*Entries shown*.
[START]

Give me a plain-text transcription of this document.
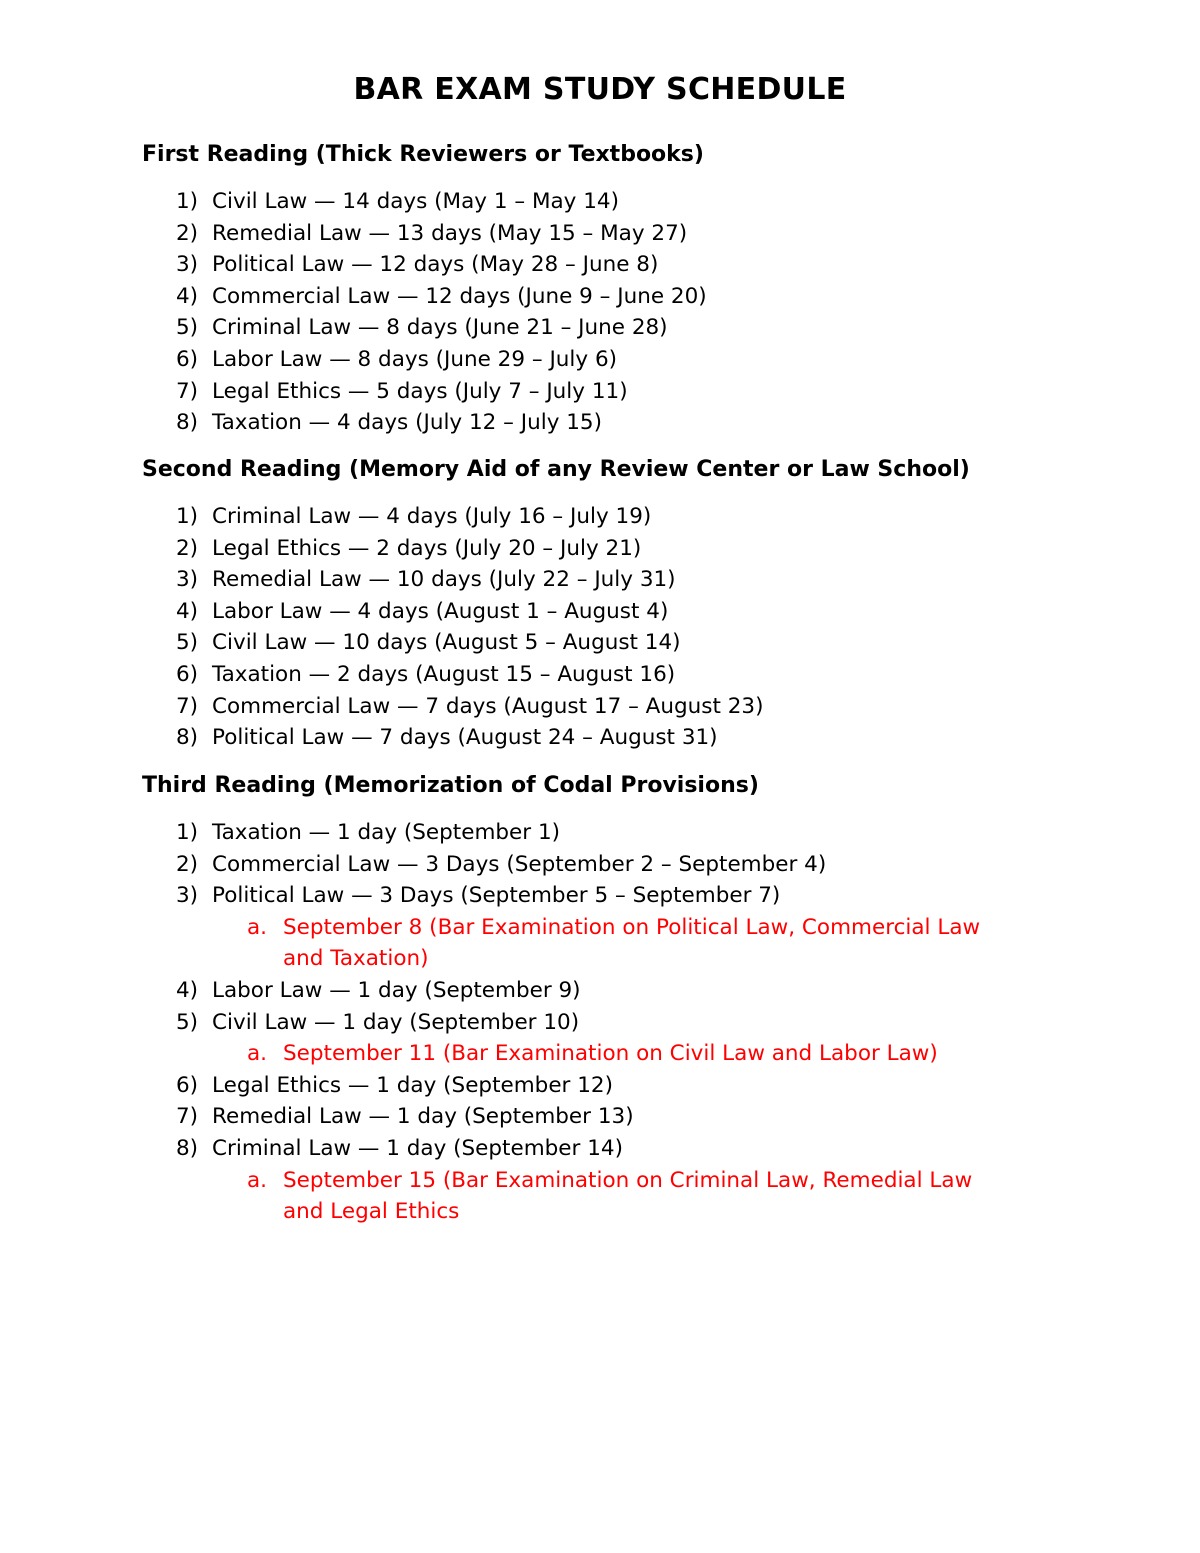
BAR EXAM STUDY SCHEDULE
First Reading (Thick Reviewers or Textbooks)
1) Civil Law — 14 days (May 1 – May 14)
2) Remedial Law — 13 days (May 15 – May 27)
3) Political Law — 12 days (May 28 – June 8)
4) Commercial Law — 12 days (June 9 – June 20)
5) Criminal Law — 8 days (June 21 – June 28)
6) Labor Law — 8 days (June 29 – July 6)
7) Legal Ethics — 5 days (July 7 – July 11)
8) Taxation — 4 days (July 12 – July 15)
Second Reading (Memory Aid of any Review Center or Law School)
1) Criminal Law — 4 days (July 16 – July 19)
2) Legal Ethics — 2 days (July 20 – July 21)
3) Remedial Law — 10 days (July 22 – July 31)
4) Labor Law — 4 days (August 1 – August 4)
5) Civil Law — 10 days (August 5 – August 14)
6) Taxation — 2 days (August 15 – August 16)
7) Commercial Law — 7 days (August 17 – August 23)
8) Political Law — 7 days (August 24 – August 31)
Third Reading (Memorization of Codal Provisions)
1) Taxation — 1 day (September 1)
2) Commercial Law — 3 Days (September 2 – September 4)
3) Political Law — 3 Days (September 5 – September 7)
a. September 8 (Bar Examination on Political Law, Commercial Law
and Taxation)
4) Labor Law — 1 day (September 9)
5) Civil Law — 1 day (September 10)
a. September 11 (Bar Examination on Civil Law and Labor Law)
6) Legal Ethics — 1 day (September 12)
7) Remedial Law — 1 day (September 13)
8) Criminal Law — 1 day (September 14)
a. September 15 (Bar Examination on Criminal Law, Remedial Law
and Legal Ethics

[END]

*Aim*. Quote the material exactly. Pictures stay out.

*Final result*.
Give me a plain-text transcription of this document.
BAR EXAM STUDY SCHEDULE
First Reading (Thick Reviewers or Textbooks)
1) Civil Law — 14 days (May 1 – May 14)
2) Remedial Law — 13 days (May 15 – May 27)
3) Political Law — 12 days (May 28 – June 8)
4) Commercial Law — 12 days (June 9 – June 20)
5) Criminal Law — 8 days (June 21 – June 28)
6) Labor Law — 8 days (June 29 – July 6)
7) Legal Ethics — 5 days (July 7 – July 11)
8) Taxation — 4 days (July 12 – July 15)
Second Reading (Memory Aid of any Review Center or Law School)
1) Criminal Law — 4 days (July 16 – July 19)
2) Legal Ethics — 2 days (July 20 – July 21)
3) Remedial Law — 10 days (July 22 – July 31)
4) Labor Law — 4 days (August 1 – August 4)
5) Civil Law — 10 days (August 5 – August 14)
6) Taxation — 2 days (August 15 – August 16)
7) Commercial Law — 7 days (August 17 – August 23)
8) Political Law — 7 days (August 24 – August 31)
Third Reading (Memorization of Codal Provisions)
1) Taxation — 1 day (September 1)
2) Commercial Law — 3 Days (September 2 – September 4)
3) Political Law — 3 Days (September 5 – September 7)
a. September 8 (Bar Examination on Political Law, Commercial Law
and Taxation)
4) Labor Law — 1 day (September 9)
5) Civil Law — 1 day (September 10)
a. September 11 (Bar Examination on Civil Law and Labor Law)
6) Legal Ethics — 1 day (September 12)
7) Remedial Law — 1 day (September 13)
8) Criminal Law — 1 day (September 14)
a. September 15 (Bar Examination on Criminal Law, Remedial Law
and Legal Ethics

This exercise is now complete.